I’m mostly using Houdini these days. But since modeling in Houdini is such a pain in the butt, I was thinking I could use Blender for that part of the process.
So one of the things I ran into right away is how does one quickly move or rotate the pivot to rotate a selection in Edit mode without jumping through all kinds of hoops ? In Houdini I can use “insert”, and in SI it was the the “Alt” to quickly adjust the pivot.
The best way to do this in edit mode is by using the 3D cursor. https://imgur.com/a/wnVVgGb Here is where you are able to change what Blender is currently using as its pivot point. Change it to 3D Cursor, afterwards there will be two methods depending on use case. If you just want it in a general location just Shift - Left Click to place your cursor where your mouse is pointing. If you want it to be accurate, add a vertex or select an existing vertex at the intended pivot point, then press Shift - S and click on Cursor to Selected. Your pivot point while in Edit mode AND Object mode is now your 3D Cursor, this can be changed any time. When changing back to a default pivot mode I normally use bounding box so that it automatically keeps the pivot in the center of the object even if the objects origin isn’t centered. Also while in object mode, there is an option in the N-Panel to only move an objects origin, which can be useful for changing a pivot point while only in object mode.
Literally, the Period is the hotkey to the dropdown in the top of the 3d window.
I use Active Element a lot. Whatever Vertex is selected is the pivot point. Double Click a selected vertex to make it the active one.
If you press the hotkey (period) and twitch the mouse in the direction of the option you want it gets selected. Once you learn where the options are on that popup menu its super fast
I was kind of hoping I could prevent using this 3D Cursor to setup a “pivot” before rotating or scaling something, it’s very clumsy compared to simply adjusting the pivot while rotate or scale is still active. But I suppose that’s not possible in Blender ?

Exercise goal
Resume the Blender pivot discussion from its final post, writing what comes next.

Data supplied
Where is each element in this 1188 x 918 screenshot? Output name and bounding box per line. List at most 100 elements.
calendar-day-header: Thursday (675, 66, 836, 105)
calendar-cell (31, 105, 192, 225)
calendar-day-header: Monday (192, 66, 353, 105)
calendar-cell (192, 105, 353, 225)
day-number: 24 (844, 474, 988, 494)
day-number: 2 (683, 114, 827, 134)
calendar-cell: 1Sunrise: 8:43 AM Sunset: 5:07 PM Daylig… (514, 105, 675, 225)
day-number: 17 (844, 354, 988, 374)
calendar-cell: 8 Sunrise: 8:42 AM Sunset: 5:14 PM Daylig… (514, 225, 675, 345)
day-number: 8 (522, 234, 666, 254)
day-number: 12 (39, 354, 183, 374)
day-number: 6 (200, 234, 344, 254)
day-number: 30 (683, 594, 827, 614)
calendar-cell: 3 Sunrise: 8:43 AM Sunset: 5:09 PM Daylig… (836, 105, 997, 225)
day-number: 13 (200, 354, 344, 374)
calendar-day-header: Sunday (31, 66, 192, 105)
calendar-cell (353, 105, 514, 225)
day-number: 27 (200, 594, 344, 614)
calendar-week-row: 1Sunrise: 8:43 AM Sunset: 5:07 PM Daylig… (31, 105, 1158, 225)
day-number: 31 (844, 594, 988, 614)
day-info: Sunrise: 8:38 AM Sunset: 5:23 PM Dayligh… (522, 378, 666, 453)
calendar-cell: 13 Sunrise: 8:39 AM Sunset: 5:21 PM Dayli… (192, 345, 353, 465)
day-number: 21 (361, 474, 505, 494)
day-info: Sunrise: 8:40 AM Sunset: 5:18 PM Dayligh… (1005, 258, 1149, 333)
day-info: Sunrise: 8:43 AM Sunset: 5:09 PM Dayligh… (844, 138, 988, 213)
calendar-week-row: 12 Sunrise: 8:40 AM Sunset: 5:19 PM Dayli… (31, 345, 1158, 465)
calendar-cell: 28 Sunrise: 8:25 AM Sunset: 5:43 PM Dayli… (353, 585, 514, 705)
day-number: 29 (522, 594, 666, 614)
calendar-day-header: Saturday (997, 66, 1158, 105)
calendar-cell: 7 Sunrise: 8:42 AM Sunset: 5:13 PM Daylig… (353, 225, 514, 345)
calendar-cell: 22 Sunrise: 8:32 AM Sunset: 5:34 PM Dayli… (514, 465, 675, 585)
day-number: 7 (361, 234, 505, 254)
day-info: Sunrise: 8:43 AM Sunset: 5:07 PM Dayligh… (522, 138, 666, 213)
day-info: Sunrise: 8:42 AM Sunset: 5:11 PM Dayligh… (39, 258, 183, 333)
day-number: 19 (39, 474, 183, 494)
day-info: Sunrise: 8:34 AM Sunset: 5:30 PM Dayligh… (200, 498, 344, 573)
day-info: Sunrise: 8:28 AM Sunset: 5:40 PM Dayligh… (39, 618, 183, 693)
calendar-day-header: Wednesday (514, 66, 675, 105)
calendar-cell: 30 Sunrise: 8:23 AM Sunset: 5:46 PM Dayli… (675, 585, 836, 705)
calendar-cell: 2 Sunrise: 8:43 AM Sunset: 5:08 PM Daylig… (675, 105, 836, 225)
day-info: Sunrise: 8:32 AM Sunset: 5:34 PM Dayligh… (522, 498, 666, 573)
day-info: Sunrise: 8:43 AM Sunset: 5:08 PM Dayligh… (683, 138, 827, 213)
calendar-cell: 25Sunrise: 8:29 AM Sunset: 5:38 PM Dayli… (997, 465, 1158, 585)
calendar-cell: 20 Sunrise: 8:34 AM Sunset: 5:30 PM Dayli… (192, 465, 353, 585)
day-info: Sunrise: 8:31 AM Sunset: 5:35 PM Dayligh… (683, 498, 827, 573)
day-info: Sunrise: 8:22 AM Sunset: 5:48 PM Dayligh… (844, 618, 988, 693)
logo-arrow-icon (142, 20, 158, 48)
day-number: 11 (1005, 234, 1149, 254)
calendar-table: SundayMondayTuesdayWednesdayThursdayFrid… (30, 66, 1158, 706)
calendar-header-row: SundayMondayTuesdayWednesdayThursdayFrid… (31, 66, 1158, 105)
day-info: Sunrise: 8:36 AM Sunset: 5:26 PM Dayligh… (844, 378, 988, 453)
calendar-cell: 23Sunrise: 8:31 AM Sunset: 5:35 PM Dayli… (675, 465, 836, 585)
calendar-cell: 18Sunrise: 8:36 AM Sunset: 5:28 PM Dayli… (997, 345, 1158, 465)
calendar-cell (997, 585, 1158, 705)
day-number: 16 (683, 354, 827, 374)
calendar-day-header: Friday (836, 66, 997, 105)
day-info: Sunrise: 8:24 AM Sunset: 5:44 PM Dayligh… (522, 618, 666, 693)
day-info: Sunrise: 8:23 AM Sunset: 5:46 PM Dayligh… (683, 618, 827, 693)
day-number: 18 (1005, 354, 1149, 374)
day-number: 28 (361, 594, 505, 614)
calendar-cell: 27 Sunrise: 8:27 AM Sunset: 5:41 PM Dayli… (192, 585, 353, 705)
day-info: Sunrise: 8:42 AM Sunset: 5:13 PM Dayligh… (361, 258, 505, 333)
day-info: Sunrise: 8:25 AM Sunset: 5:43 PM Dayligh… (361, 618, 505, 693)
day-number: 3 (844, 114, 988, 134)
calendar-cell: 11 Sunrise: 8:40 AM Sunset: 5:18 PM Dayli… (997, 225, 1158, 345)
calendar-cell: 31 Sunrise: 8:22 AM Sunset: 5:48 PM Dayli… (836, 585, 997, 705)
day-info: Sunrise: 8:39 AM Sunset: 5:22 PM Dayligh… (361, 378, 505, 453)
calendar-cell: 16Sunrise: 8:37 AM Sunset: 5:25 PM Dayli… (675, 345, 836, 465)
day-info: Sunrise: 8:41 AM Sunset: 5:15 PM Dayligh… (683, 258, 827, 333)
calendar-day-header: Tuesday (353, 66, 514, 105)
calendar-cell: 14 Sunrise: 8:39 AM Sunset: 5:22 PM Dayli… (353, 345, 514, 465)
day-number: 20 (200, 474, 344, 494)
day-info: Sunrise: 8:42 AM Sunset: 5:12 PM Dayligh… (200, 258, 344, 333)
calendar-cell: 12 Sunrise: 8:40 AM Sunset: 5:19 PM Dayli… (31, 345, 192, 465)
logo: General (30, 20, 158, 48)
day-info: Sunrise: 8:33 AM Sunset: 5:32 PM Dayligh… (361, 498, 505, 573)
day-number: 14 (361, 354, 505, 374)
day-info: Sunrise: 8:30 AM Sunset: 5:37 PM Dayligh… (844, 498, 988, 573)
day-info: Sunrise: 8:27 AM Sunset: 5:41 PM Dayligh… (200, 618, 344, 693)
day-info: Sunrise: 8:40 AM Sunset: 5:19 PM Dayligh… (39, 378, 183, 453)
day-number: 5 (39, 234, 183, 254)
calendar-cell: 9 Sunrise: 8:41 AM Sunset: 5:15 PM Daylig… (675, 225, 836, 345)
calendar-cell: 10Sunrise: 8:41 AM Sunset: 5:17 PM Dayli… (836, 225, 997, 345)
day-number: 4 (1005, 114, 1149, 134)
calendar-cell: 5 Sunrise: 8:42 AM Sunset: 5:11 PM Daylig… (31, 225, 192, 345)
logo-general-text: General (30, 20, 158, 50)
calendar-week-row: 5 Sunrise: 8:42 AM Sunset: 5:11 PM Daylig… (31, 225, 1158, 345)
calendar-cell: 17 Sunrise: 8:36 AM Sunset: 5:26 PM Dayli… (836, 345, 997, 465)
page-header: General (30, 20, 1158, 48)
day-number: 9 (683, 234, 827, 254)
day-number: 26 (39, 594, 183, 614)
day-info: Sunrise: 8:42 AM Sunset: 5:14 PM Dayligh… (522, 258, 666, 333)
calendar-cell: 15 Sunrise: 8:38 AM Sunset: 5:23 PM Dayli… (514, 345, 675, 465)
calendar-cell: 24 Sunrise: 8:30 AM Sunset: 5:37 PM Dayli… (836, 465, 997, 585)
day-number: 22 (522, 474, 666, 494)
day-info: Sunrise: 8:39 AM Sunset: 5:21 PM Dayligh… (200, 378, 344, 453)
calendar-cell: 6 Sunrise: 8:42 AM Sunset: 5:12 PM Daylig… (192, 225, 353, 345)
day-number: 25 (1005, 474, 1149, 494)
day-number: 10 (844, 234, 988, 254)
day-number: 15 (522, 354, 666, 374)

Answer for this exercise
Also I was looking for something like “sticky keys” in Blender, where one could press and hold a key to temporarily activate a function while another one is still active, so you don’t have to switch between “select”…“translate”…“select”…etc. all the time.
I agree that it can be clumsy, It’s a shame you can’t move around the 3D cursor and you have to place it every time you use it. The other way to do with how you are explaining ( I think ) is by using the N-Panel. (Edit: first video was wrong I just pulled the first off google, this one is what im talking about) https://www.youtube.com/watch?v=Je7B0hpwpaE
I’m not sure what you mean in your second paragraph though. You can select your object and then press G to translate, similarly you can use S for scale and R for rotate.
You can move the cursor any time you wish…several ways…in Object mode, you can simply hold shift and right-click where you want in ( you can also turn on snapping and snap precisely)
Another way is to use the Cursor TOOL…second one down in the T-Panel tools…also works well with snapping…
If you set Origin to Cursor on your quick favorites it is available with Q at any time, and you can set your cursor with only a couple of clicks…
In case you’re wondering if you’re missing something obvious, it’s really just a PITA to deal with pivot placement in blender.
Want to select affect pivot only, and then set the coordinates numerically? You can’t, apparently… At least I’ve never managed to figure that out. You have to put the cursor where you want it, and then snap the pivot to the cursor. Or snap it to something else that is located exactly where you want it to be.
However, you cant directly translate the 3D Cursor like how you would any other object. It’s projected from your screen to the nearest surface, so if you’re trying to place your origin in blank 3D space its impossible to make it accurate. This can be done however with the method that I mentioned above and this can be done anywhere in 3D space accurately like with coordinates. By using the N-Panel → Tool → Options → Effect only → Origin, this switches Blender from translating your object to translating the origin. From there you place your origin at world center (0,0,0) and then translate it to where you need it to be precisely. By using quick favorites like you mentioned this could be a very simple way to manipulate your origin.
Sure but that’s only accurate to the grid. What if you wanted it a quarter of the way between one, or a third, or any other fraction you might want? You also cant use the Z axis with absolute grid, it only moves the cursor along the X and Y. Don’t get me wrong though, I only use the 3D cursor when manipulating an objects pivot point.
Go to object mode, ctrl-a → location. From there you can grab the origin and do g → x, y, or z and then whatever numerical input you want. Whenever you apply location it will always sync your objects origin with world origin. From there you have only one chance to set the origin to coords, otherwise you would need to remember where it is in world space and then add onto that to change its coordinates.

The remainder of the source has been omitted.